DIRECTIONS:
Count how many lines of the data include "根据题意". The answer is that number and nothing else.

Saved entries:
......

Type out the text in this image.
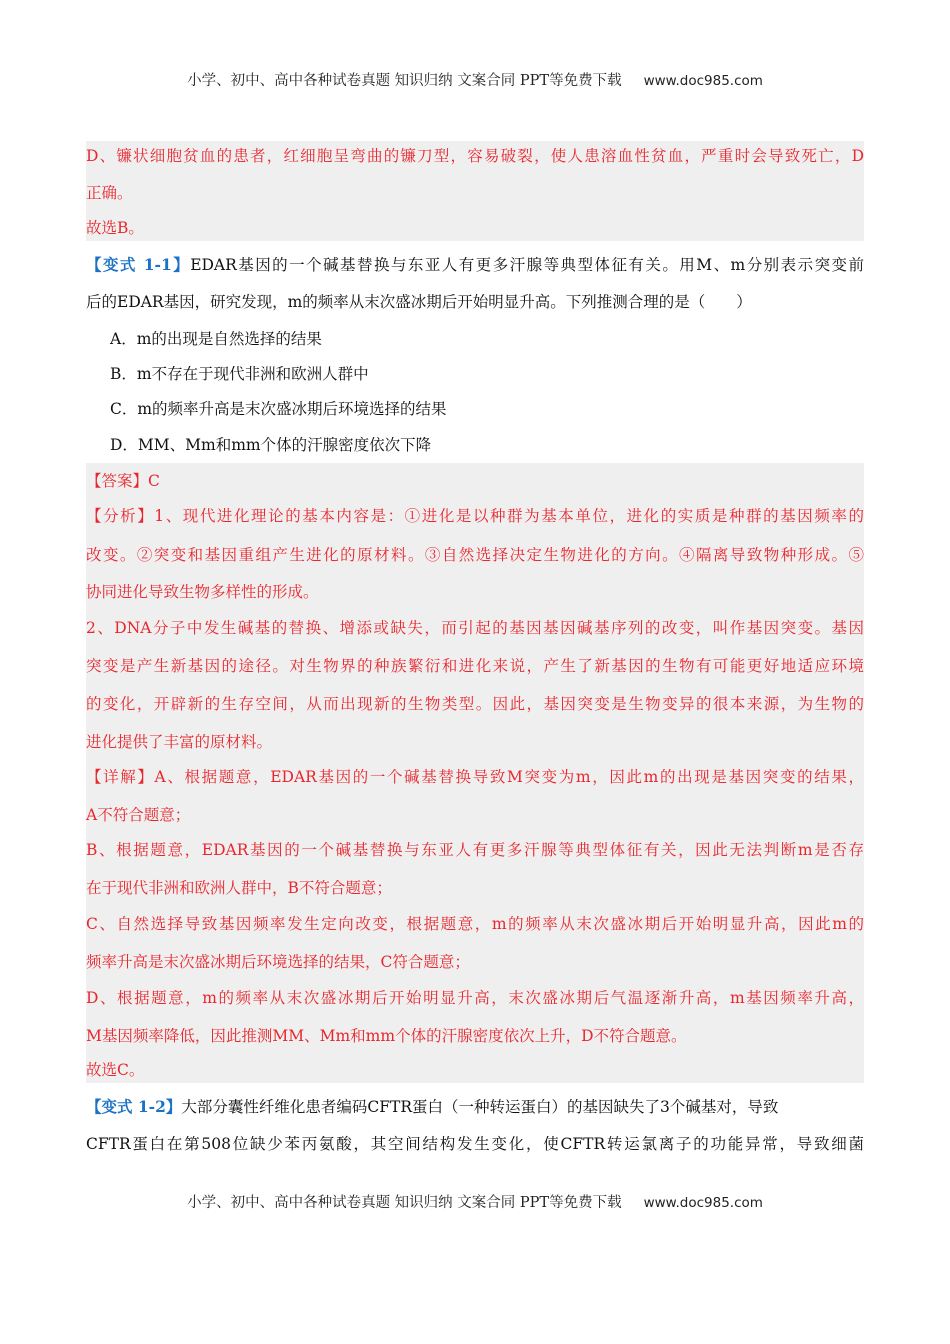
小学、初中、高中各种试卷真题 知识归纳 文案合同 PPT等免费下载 www.doc985.com
D、镰状细胞贫血的患者，红细胞呈弯曲的镰刀型，容易破裂，使人患溶血性贫血，严重时会导致死亡，D
正确。
故选B。
【变式 1-1】EDAR基因的一个碱基替换与东亚人有更多汗腺等典型体征有关。用M、m分别表示突变前
后的EDAR基因，研究发现，m的频率从末次盛冰期后开始明显升高。下列推测合理的是（　　）
A．m的出现是自然选择的结果
B．m不存在于现代非洲和欧洲人群中
C．m的频率升高是末次盛冰期后环境选择的结果
D．MM、Mm和mm个体的汗腺密度依次下降
【答案】C
【分析】1、现代进化理论的基本内容是：①进化是以种群为基本单位，进化的实质是种群的基因频率的
改变。②突变和基因重组产生进化的原材料。③自然选择决定生物进化的方向。④隔离导致物种形成。⑤
协同进化导致生物多样性的形成。
2、DNA分子中发生碱基的替换、增添或缺失，而引起的基因基因碱基序列的改变，叫作基因突变。基因
突变是产生新基因的途径。对生物界的种族繁衍和进化来说，产生了新基因的生物有可能更好地适应环境
的变化，开辟新的生存空间，从而出现新的生物类型。因此，基因突变是生物变异的很本来源，为生物的
进化提供了丰富的原材料。
【详解】A、根据题意，EDAR基因的一个碱基替换导致M突变为m，因此m的出现是基因突变的结果，
A不符合题意；
B、根据题意，EDAR基因的一个碱基替换与东亚人有更多汗腺等典型体征有关，因此无法判断m是否存
在于现代非洲和欧洲人群中，B不符合题意；
C、自然选择导致基因频率发生定向改变，根据题意，m的频率从末次盛冰期后开始明显升高，因此m的
频率升高是末次盛冰期后环境选择的结果，C符合题意；
D、根据题意，m的频率从末次盛冰期后开始明显升高，末次盛冰期后气温逐渐升高，m基因频率升高，
M基因频率降低，因此推测MM、Mm和mm个体的汗腺密度依次上升，D不符合题意。
故选C。
【变式 1-2】大部分囊性纤维化患者编码CFTR蛋白（一种转运蛋白）的基因缺失了3个碱基对，导致
CFTR蛋白在第508位缺少苯丙氨酸，其空间结构发生变化，使CFTR转运氯离子的功能异常，导致细菌
小学、初中、高中各种试卷真题 知识归纳 文案合同 PPT等免费下载 www.doc985.com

......

OUTPUT BELOW:
4